▶ _Required work_: Pick out the lines below that include the string "true".

▶ _Dataset items_:
______

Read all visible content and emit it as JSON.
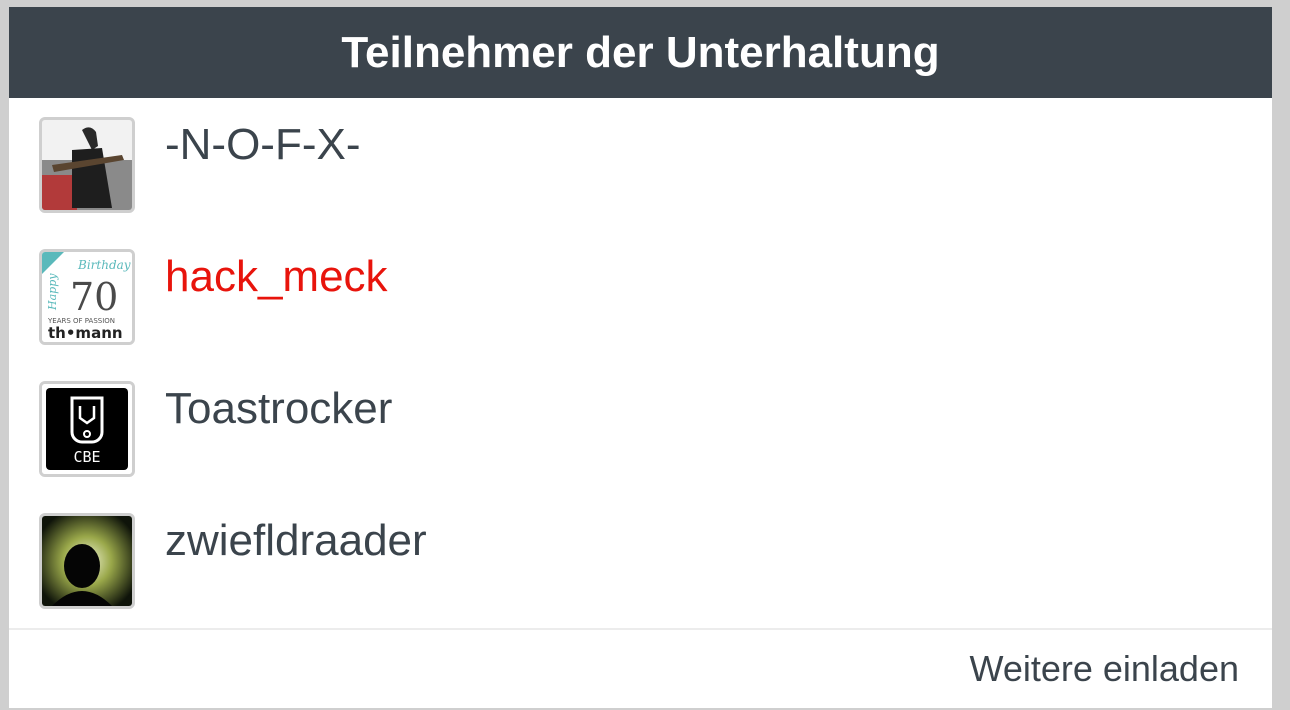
{
  "dialog": {
    "title": "Teilnehmer der Unterhaltung",
    "accent_color": "#3b444c",
    "highlight_color": "#e8140c"
  },
  "participants": [
    {
      "name": "-N-O-F-X-",
      "avatar_icon": "guitarist-photo-icon",
      "highlighted": false
    },
    {
      "name": "hack_meck",
      "avatar_icon": "thomann-70-birthday-logo-icon",
      "highlighted": true,
      "avatar_text": {
        "line1": "Birthday",
        "line2": "Happy",
        "number": "70",
        "tagline": "YEARS OF PASSION",
        "brand": "th•mann"
      }
    },
    {
      "name": "Toastrocker",
      "avatar_icon": "cbe-logo-icon",
      "highlighted": false,
      "avatar_text": {
        "label": "CBE"
      }
    },
    {
      "name": "zwiefldraader",
      "avatar_icon": "silhouette-photo-icon",
      "highlighted": false
    }
  ],
  "footer": {
    "invite_label": "Weitere einladen"
  }
}
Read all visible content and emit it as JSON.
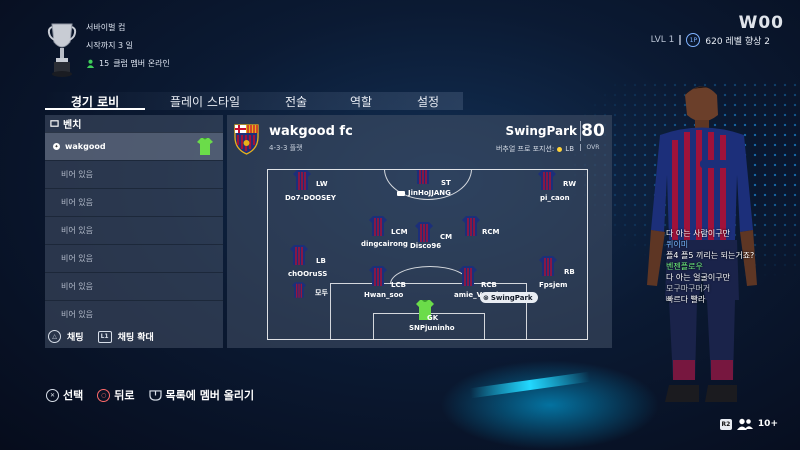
{
  "club": {
    "trophy_title": "서바이벌 컵",
    "start_info": "시작까지 3 일",
    "online_count": "15",
    "online_label": "클럽 멤버 온라인"
  },
  "profile": {
    "tag": "W00",
    "level": "LVL 1",
    "tp_badge": "1P",
    "level_progress": "620 레벨 향상 2"
  },
  "tabs": [
    {
      "label": "경기 로비",
      "active": true
    },
    {
      "label": "플레이 스타일",
      "active": false
    },
    {
      "label": "전술",
      "active": false
    },
    {
      "label": "역할",
      "active": false
    },
    {
      "label": "설정",
      "active": false
    }
  ],
  "bench": {
    "title": "벤치",
    "items": [
      {
        "label": "wakgood",
        "filled": true
      },
      {
        "label": "비어 있음",
        "filled": false
      },
      {
        "label": "비어 있음",
        "filled": false
      },
      {
        "label": "비어 있음",
        "filled": false
      },
      {
        "label": "비어 있음",
        "filled": false
      },
      {
        "label": "비어 있음",
        "filled": false
      },
      {
        "label": "비어 있음",
        "filled": false
      }
    ],
    "chat_label": "채팅",
    "chat_expand_label": "채팅 확대",
    "chat_key": "L1"
  },
  "team": {
    "name": "wakgood fc",
    "formation": "4-3-3 플랫",
    "owner": "SwingPark",
    "position_line": "버추얼 프로 포지션:",
    "position": "LB",
    "ovr": "80",
    "ovr_label": "OVR",
    "players": [
      {
        "pos": "LW",
        "name": "Do7-DOOSEY"
      },
      {
        "pos": "ST",
        "name": "JinHoJJANG"
      },
      {
        "pos": "RW",
        "name": "pi_caon"
      },
      {
        "pos": "LCM",
        "name": "dingcairong"
      },
      {
        "pos": "CM",
        "name": "Disco96"
      },
      {
        "pos": "RCM",
        "name": ""
      },
      {
        "pos": "LB",
        "name": "chOOruSS"
      },
      {
        "pos": "",
        "name": "모두"
      },
      {
        "pos": "LCB",
        "name": "Hwan_soo"
      },
      {
        "pos": "RCB",
        "name": "amie_Varrdy"
      },
      {
        "pos": "RB",
        "name": "Fpsjem"
      },
      {
        "pos": "GK",
        "name": "SNPjuninho"
      }
    ],
    "swing_tag": "SwingPark"
  },
  "chat": [
    {
      "text": "다 아는 사람이구만",
      "type": "msg"
    },
    {
      "text": "퀴이미",
      "type": "user-blue"
    },
    {
      "text": "플4 플5 끼리는 되는거죠?",
      "type": "msg"
    },
    {
      "text": "벤젠플로우",
      "type": "user-green"
    },
    {
      "text": "다 아는 얼굴이구만",
      "type": "msg"
    },
    {
      "text": "모구마구머거",
      "type": "user-dim"
    },
    {
      "text": "빠르다 빨라",
      "type": "msg"
    }
  ],
  "controls": {
    "select": "선택",
    "back": "뒤로",
    "post": "목록에 멤버 올리기",
    "r2": "R2",
    "members": "10+"
  },
  "colors": {
    "background": "#0b1a33",
    "panel": "#46526a",
    "barca_blue": "#1c2f7a",
    "barca_red": "#a0123a",
    "gk_kit": "#6bdc4a",
    "position_dot": "#ffd33a",
    "chat_blue": "#77b8ff",
    "chat_green": "#6ef07a"
  }
}
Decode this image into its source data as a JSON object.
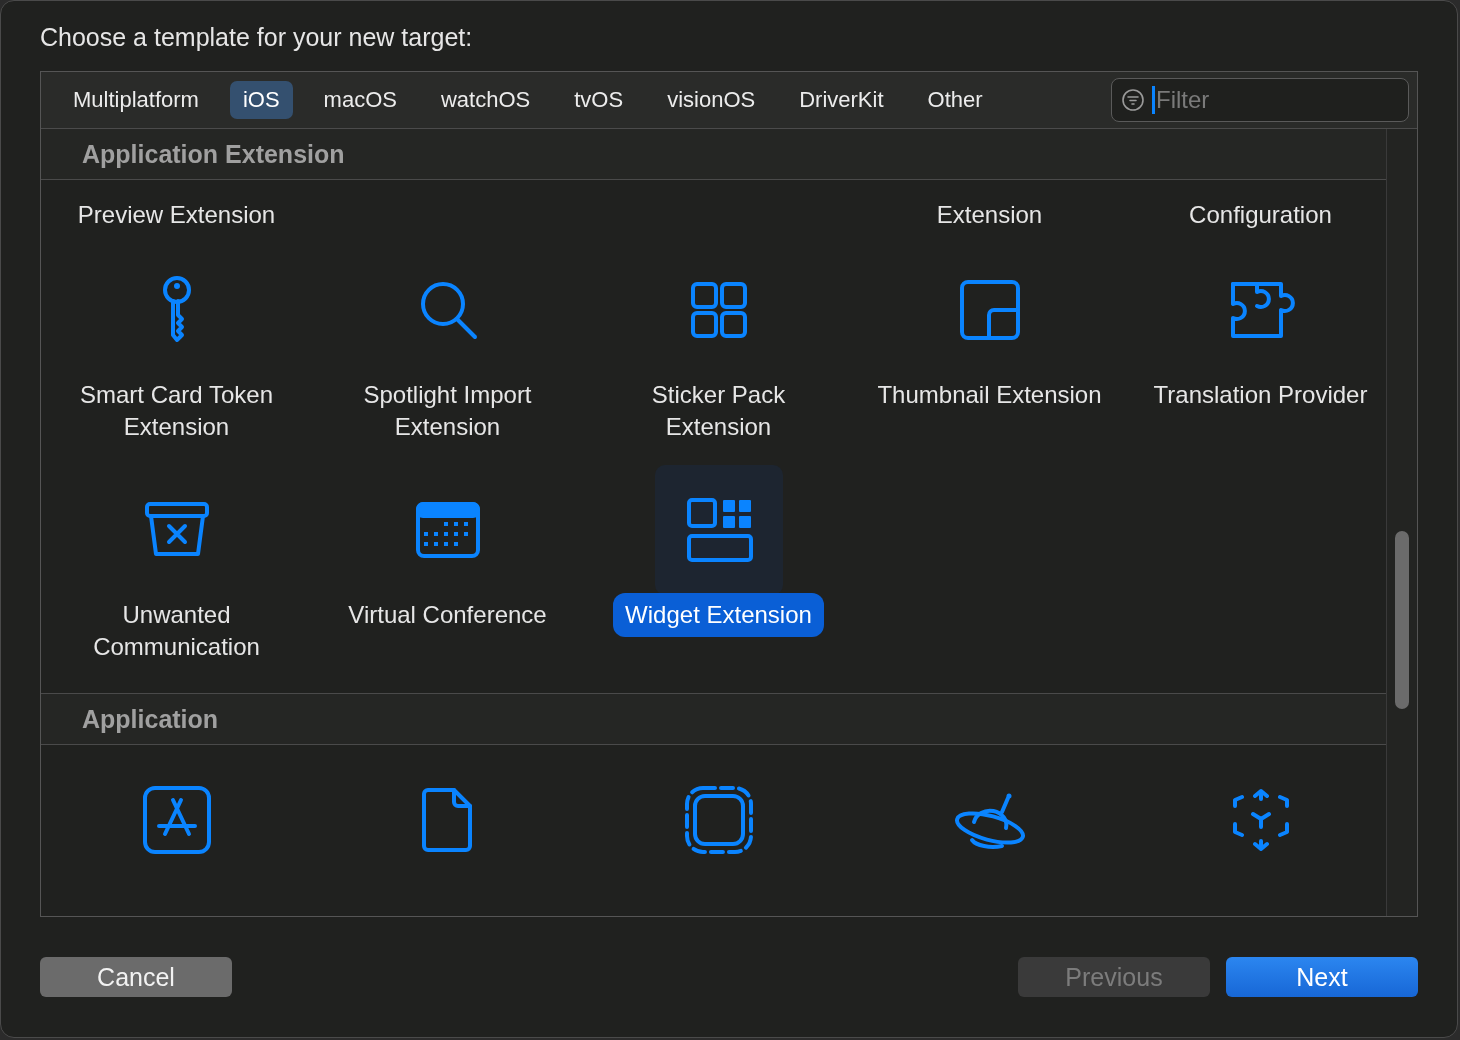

______

▶ _Written answer_:
      "highlighted": true,
      "active": true
        "filled": true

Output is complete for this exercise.